Return every line of the data below that includes the string "Since".

─── Task material

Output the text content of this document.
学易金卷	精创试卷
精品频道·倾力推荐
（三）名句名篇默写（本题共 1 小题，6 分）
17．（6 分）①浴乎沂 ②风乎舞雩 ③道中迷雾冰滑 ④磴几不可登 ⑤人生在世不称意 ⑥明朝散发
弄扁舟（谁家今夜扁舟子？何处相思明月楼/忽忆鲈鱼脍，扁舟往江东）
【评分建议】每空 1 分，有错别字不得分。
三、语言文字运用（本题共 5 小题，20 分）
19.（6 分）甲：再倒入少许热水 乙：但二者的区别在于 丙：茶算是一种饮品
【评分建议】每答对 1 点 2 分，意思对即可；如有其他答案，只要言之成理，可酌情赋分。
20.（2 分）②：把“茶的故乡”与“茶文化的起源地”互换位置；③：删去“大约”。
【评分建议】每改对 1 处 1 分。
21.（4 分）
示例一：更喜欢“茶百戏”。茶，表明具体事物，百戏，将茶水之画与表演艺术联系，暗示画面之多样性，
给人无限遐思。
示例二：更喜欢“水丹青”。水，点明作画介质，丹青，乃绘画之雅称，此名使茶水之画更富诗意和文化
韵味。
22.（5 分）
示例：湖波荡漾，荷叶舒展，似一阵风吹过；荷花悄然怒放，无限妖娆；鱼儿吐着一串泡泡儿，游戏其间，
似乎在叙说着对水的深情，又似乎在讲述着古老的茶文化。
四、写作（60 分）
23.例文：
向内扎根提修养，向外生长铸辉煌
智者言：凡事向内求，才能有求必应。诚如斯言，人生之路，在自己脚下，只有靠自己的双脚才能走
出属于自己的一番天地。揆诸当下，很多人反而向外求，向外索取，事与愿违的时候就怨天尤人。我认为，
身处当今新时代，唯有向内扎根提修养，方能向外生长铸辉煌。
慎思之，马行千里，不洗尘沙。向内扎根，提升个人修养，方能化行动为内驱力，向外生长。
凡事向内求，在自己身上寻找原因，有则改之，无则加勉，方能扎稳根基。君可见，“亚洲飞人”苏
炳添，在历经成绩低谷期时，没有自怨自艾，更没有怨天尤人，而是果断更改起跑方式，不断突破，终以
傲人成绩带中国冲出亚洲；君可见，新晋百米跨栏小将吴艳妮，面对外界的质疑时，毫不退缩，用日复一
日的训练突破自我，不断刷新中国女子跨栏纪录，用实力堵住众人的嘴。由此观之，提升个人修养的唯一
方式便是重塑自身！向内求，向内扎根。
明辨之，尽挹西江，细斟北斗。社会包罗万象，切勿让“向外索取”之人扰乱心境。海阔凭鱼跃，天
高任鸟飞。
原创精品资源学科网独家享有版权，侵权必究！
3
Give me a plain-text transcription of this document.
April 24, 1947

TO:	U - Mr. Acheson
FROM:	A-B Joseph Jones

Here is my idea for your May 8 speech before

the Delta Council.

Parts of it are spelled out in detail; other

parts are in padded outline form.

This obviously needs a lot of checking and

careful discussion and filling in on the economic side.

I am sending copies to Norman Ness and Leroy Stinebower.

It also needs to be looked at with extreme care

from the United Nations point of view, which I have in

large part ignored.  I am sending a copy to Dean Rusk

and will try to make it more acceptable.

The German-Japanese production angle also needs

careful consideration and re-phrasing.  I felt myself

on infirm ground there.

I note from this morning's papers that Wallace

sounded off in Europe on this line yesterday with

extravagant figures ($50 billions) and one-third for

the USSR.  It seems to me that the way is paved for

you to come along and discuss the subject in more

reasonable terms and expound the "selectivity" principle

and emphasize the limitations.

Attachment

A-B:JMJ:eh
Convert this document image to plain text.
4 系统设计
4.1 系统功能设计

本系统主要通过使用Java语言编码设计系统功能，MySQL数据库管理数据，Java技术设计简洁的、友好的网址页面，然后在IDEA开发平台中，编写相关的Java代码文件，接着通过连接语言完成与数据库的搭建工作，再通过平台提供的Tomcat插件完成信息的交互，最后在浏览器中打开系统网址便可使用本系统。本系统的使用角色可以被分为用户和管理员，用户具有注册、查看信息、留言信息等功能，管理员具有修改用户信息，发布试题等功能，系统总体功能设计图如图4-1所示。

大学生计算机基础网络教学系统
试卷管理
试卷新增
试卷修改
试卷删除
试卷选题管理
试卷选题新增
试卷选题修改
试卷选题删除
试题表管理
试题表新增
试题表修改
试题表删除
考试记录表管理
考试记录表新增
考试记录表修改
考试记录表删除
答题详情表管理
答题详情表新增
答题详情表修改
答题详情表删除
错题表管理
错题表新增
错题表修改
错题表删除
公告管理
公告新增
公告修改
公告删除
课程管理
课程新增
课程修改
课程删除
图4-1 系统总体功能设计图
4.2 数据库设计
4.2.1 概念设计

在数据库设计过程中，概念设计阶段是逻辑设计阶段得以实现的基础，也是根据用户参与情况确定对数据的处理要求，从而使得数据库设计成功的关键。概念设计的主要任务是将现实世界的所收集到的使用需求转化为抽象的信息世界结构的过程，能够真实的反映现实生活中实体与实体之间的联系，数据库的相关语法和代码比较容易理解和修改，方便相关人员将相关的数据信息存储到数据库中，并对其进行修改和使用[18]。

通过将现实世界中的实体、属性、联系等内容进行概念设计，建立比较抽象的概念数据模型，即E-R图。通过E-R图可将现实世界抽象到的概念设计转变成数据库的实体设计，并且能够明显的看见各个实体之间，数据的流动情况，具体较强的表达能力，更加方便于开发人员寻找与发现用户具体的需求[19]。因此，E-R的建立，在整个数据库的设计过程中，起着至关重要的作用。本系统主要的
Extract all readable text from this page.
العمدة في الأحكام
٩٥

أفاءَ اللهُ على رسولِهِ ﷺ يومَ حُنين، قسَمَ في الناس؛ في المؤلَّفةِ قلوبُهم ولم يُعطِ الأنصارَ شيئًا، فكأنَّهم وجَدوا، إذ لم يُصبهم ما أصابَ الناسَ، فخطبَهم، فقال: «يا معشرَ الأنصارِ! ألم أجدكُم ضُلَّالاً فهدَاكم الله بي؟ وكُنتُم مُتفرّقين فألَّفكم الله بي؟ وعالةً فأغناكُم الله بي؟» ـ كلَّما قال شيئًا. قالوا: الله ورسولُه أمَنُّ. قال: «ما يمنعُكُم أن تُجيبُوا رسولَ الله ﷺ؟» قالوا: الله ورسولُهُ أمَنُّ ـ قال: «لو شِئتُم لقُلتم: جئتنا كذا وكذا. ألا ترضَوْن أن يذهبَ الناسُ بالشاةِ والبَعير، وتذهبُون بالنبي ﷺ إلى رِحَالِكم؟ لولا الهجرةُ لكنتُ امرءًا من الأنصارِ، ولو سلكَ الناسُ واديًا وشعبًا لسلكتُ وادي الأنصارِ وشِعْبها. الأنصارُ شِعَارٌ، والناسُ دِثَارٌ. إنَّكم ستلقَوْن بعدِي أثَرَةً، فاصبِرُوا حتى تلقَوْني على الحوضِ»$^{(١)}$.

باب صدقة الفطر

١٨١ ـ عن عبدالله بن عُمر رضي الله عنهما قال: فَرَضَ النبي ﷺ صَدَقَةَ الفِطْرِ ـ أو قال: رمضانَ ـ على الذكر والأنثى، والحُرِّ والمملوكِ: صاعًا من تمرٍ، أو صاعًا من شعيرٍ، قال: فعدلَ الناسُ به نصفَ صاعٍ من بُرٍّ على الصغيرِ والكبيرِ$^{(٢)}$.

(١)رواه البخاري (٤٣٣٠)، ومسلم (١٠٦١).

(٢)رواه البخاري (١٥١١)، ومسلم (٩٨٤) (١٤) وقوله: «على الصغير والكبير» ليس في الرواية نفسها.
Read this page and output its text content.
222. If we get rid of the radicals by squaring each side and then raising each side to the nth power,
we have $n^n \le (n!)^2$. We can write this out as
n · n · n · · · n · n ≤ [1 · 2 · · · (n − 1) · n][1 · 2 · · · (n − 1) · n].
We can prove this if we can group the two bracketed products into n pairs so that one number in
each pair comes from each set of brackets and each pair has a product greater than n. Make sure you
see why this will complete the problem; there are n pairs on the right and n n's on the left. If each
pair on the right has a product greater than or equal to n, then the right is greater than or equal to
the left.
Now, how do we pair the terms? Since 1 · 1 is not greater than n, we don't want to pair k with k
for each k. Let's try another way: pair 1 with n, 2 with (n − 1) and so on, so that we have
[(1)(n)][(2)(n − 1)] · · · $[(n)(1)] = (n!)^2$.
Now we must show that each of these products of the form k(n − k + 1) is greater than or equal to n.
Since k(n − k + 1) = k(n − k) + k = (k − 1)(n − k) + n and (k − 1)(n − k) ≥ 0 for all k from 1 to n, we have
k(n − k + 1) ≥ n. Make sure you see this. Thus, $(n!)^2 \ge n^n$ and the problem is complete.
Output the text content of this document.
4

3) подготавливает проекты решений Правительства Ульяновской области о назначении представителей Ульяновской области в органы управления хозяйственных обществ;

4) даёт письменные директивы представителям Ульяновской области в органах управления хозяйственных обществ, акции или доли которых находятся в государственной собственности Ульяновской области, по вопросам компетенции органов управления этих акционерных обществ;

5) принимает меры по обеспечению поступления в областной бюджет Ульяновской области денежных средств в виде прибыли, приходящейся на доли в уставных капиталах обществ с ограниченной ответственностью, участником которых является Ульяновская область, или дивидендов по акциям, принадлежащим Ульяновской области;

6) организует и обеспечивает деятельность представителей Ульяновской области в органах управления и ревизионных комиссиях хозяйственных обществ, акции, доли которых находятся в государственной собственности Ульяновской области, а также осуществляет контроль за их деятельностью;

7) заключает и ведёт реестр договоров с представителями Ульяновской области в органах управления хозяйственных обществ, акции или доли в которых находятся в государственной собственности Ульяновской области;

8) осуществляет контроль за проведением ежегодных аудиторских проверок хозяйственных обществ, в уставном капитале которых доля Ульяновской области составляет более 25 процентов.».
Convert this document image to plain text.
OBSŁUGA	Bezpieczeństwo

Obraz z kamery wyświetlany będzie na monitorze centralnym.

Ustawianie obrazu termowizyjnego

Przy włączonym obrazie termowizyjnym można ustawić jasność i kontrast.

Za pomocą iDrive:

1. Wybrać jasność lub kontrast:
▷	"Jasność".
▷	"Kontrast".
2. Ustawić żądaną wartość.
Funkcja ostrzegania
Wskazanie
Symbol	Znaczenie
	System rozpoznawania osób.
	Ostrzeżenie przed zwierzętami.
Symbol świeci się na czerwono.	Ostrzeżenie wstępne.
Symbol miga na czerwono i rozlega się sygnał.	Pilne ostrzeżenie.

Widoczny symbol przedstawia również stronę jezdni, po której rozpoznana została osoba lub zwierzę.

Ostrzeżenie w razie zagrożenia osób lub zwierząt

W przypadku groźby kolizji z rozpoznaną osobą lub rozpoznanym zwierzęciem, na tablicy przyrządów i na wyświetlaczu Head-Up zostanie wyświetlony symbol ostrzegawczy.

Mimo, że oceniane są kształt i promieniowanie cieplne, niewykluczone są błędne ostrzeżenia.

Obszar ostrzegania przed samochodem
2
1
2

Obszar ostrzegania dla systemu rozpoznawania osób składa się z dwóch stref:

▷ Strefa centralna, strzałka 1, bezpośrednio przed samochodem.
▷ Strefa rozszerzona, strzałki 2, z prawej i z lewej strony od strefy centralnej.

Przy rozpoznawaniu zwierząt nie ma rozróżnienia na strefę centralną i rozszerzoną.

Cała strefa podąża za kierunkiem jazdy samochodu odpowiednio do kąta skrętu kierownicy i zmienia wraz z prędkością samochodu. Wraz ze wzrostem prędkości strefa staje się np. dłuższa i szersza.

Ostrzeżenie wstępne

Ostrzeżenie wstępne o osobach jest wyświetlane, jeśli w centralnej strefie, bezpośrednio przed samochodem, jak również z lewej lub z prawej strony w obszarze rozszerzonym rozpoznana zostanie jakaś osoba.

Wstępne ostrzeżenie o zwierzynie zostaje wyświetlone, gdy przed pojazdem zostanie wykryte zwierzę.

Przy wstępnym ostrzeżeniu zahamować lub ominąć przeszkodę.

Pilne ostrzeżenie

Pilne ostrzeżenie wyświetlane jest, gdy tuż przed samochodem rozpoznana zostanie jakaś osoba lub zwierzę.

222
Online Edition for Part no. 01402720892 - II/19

──────

Output:
Now, how do we pair the terms? Since 1 · 1 is not greater than n, we don't want to pair k with k
Since k(n − k + 1) = k(n − k) + k = (k − 1)(n − k) + n and (k − 1)(n − k) ≥ 0 for all k from 1 to n, we have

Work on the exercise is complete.